Tugas A -
Tentukan apakah setiap pernyataan berikut sesuai dengan teks tentang Arin. Jawab ya atau tidak untuk masing-masing, disertai kutipan kata-kata teks yang menentukan: (i) Arin dan masyarakat lain diimbau untuk tinggal di rumah. (ii) Banyak influencer mengadakan penggalangan dana. (iii) Arin ingin menjadi salah satu orang yang keluyuran di luar rumah.
◆ ◆ ◆ ◆
Yeah, pagi ini Arin gelisah. Dilema tak karuan. Baru saja sahabat setianya pergi meninggalkannya, belum lagi sekarang kota tempat tinggalnya menjadi kota terbanyak yang memiliki kasus epidemi ini. Ia dan masyarakat lain dihimbau untuk mengakrabkan diri di rumah. Bersantai dengan keluarga lebih lama, menikmati hobi yang menyenangkan dan tentunya tetap melakukan pekerjaannya. Banyak hal yang mengganggu pikiran Arin sebulan ini. Bahkan jika kilas balik, ia dan negaranya seolah tidak siap dengan ada epidemi ini. Negaranya kelimpungan mengurus banyak pasien suspect yang berjejal ingin diperiksam, namun berbanding terbalik dengan orang yang tetap nakal keluyuran di luar rumah. Arin tak mau menjadi salah satunya. Ia tau wabah ini cukup bahaya. Sangat malah.

Semua orang berkomunikasi via online. Rindu bertemu karena terpisah berkilo jarak atau bahkan benua. Semua saling berpegangan, menguatkan dan mengingatkan masing-masing. Banyak influencer bersenang ria mengadakan penggalangan dana demi kemanusiaan. Banyak artis juga yang turut serta memedulikan kaum bawah dan memberinya bantuan pangan. Atau bahkan komunitas tak habis-habisnya menggali nurani untuk peduli pada tenaga kesehatan yang telah membantu melayani pasien epidemi ini. Arin sekali lagi tersenyum menatap ponselnya.
◆ ◆ ◆ ◆
Tugas B -
Salin ulang baris data dari baris pertama sampai dengan baris yang memuat "bubble-toxicity: 毒 [925, 224, 943, 245]", termasuk baris itu, tanpa perubahan apa pun.

(Cuplikan dari set anotasi tata letak)
◆ ◆ ◆ ◆
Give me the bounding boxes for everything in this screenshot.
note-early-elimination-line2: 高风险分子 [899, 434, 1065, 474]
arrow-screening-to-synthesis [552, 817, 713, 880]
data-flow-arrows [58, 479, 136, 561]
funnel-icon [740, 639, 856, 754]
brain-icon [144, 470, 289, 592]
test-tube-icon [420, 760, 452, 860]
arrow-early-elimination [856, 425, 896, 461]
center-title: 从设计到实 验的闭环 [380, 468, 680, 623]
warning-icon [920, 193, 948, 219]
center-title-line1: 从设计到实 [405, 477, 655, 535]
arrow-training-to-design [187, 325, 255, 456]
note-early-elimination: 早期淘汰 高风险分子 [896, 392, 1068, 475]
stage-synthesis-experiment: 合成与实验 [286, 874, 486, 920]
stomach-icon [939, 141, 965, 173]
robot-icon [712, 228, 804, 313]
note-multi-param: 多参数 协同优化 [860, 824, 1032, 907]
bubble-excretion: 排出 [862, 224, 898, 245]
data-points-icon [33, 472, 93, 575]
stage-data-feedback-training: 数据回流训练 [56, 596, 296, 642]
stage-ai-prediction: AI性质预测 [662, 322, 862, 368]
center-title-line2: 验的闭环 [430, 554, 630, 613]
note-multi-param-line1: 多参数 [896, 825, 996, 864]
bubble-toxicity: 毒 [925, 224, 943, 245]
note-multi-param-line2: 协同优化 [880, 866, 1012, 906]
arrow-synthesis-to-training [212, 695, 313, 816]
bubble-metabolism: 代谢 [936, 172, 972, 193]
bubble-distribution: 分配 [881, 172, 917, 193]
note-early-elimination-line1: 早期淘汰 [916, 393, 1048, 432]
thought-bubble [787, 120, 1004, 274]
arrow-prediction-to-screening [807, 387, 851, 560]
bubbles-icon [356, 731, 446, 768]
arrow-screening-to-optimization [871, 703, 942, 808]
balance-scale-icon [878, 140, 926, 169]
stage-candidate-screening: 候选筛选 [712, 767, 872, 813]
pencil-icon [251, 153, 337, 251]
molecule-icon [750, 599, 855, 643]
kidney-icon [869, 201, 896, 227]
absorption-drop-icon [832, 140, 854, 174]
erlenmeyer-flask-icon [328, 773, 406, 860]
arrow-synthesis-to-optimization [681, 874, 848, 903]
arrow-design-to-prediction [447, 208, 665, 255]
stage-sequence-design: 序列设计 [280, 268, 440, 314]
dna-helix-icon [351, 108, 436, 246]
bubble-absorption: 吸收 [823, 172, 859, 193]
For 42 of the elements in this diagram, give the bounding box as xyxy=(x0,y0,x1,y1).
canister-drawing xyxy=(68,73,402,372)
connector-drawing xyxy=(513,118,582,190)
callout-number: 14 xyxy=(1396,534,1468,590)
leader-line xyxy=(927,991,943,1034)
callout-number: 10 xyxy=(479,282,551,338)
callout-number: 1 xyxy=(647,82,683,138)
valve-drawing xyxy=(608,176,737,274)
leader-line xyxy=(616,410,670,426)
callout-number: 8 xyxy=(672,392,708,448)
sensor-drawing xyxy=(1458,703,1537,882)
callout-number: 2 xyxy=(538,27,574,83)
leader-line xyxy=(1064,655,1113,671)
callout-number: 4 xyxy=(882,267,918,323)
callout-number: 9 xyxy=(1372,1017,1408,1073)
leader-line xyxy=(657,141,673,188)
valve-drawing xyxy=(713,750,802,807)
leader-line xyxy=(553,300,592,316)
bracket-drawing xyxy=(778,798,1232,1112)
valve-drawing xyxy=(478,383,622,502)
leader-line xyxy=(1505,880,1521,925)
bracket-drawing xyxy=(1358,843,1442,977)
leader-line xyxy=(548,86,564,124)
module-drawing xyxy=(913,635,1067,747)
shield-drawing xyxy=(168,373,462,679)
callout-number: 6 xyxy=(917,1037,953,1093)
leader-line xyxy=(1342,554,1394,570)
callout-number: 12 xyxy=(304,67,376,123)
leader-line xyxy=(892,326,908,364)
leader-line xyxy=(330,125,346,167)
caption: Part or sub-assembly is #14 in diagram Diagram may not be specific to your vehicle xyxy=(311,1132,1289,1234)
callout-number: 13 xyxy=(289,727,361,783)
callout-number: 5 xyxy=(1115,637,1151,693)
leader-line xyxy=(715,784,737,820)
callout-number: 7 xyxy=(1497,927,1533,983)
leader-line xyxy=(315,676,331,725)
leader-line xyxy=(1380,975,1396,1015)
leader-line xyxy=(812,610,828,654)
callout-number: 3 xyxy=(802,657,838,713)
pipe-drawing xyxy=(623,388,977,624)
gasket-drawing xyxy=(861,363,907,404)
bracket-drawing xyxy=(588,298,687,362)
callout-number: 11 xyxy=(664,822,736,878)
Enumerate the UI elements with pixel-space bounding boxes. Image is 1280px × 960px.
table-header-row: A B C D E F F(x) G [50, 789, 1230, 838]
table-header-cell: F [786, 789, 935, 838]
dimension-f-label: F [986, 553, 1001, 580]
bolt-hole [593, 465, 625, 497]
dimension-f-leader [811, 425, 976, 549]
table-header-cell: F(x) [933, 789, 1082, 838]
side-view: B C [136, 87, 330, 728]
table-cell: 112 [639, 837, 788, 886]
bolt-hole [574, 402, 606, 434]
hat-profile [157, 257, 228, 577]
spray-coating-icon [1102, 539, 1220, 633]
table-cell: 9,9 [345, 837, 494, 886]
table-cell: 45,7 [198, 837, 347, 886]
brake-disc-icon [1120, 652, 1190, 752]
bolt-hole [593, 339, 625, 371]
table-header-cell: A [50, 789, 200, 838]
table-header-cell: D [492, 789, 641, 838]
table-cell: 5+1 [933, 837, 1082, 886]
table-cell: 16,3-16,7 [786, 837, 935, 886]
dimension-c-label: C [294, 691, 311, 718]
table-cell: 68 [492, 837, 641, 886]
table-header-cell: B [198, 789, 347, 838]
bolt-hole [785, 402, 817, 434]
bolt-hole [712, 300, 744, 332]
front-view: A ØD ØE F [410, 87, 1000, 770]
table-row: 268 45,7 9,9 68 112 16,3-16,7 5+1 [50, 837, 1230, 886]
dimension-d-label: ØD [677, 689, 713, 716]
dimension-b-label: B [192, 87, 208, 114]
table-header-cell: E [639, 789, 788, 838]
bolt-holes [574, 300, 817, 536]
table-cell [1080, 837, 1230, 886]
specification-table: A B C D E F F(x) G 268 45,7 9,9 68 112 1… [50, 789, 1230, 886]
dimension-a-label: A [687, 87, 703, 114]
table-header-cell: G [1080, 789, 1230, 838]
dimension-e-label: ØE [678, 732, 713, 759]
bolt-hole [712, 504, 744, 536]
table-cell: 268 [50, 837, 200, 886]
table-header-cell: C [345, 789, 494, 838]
◆ ◆ ◆ ◆
Jawaban A -
(i) Ya: "Ia dan masyarakat lain dihimbau untuk mengakrabkan diri di rumah."
(ii) Ya: "Banyak influencer bersenang ria mengadakan penggalangan dana demi kemanusiaan."
(iii) Tidak: "Arin tak mau menjadi salah satunya."

Jawaban B -
Give me the bounding boxes for everything in this screenshot.
note-early-elimination-line2: 高风险分子 [899, 434, 1065, 474]
arrow-screening-to-synthesis [552, 817, 713, 880]
data-flow-arrows [58, 479, 136, 561]
funnel-icon [740, 639, 856, 754]
brain-icon [144, 470, 289, 592]
test-tube-icon [420, 760, 452, 860]
arrow-early-elimination [856, 425, 896, 461]
center-title: 从设计到实 验的闭环 [380, 468, 680, 623]
warning-icon [920, 193, 948, 219]
center-title-line1: 从设计到实 [405, 477, 655, 535]
arrow-training-to-design [187, 325, 255, 456]
note-early-elimination: 早期淘汰 高风险分子 [896, 392, 1068, 475]
stage-synthesis-experiment: 合成与实验 [286, 874, 486, 920]
stomach-icon [939, 141, 965, 173]
robot-icon [712, 228, 804, 313]
note-multi-param: 多参数 协同优化 [860, 824, 1032, 907]
bubble-excretion: 排出 [862, 224, 898, 245]
data-points-icon [33, 472, 93, 575]
stage-data-feedback-training: 数据回流训练 [56, 596, 296, 642]
stage-ai-prediction: AI性质预测 [662, 322, 862, 368]
center-title-line2: 验的闭环 [430, 554, 630, 613]
note-multi-param-line1: 多参数 [896, 825, 996, 864]
bubble-toxicity: 毒 [925, 224, 943, 245]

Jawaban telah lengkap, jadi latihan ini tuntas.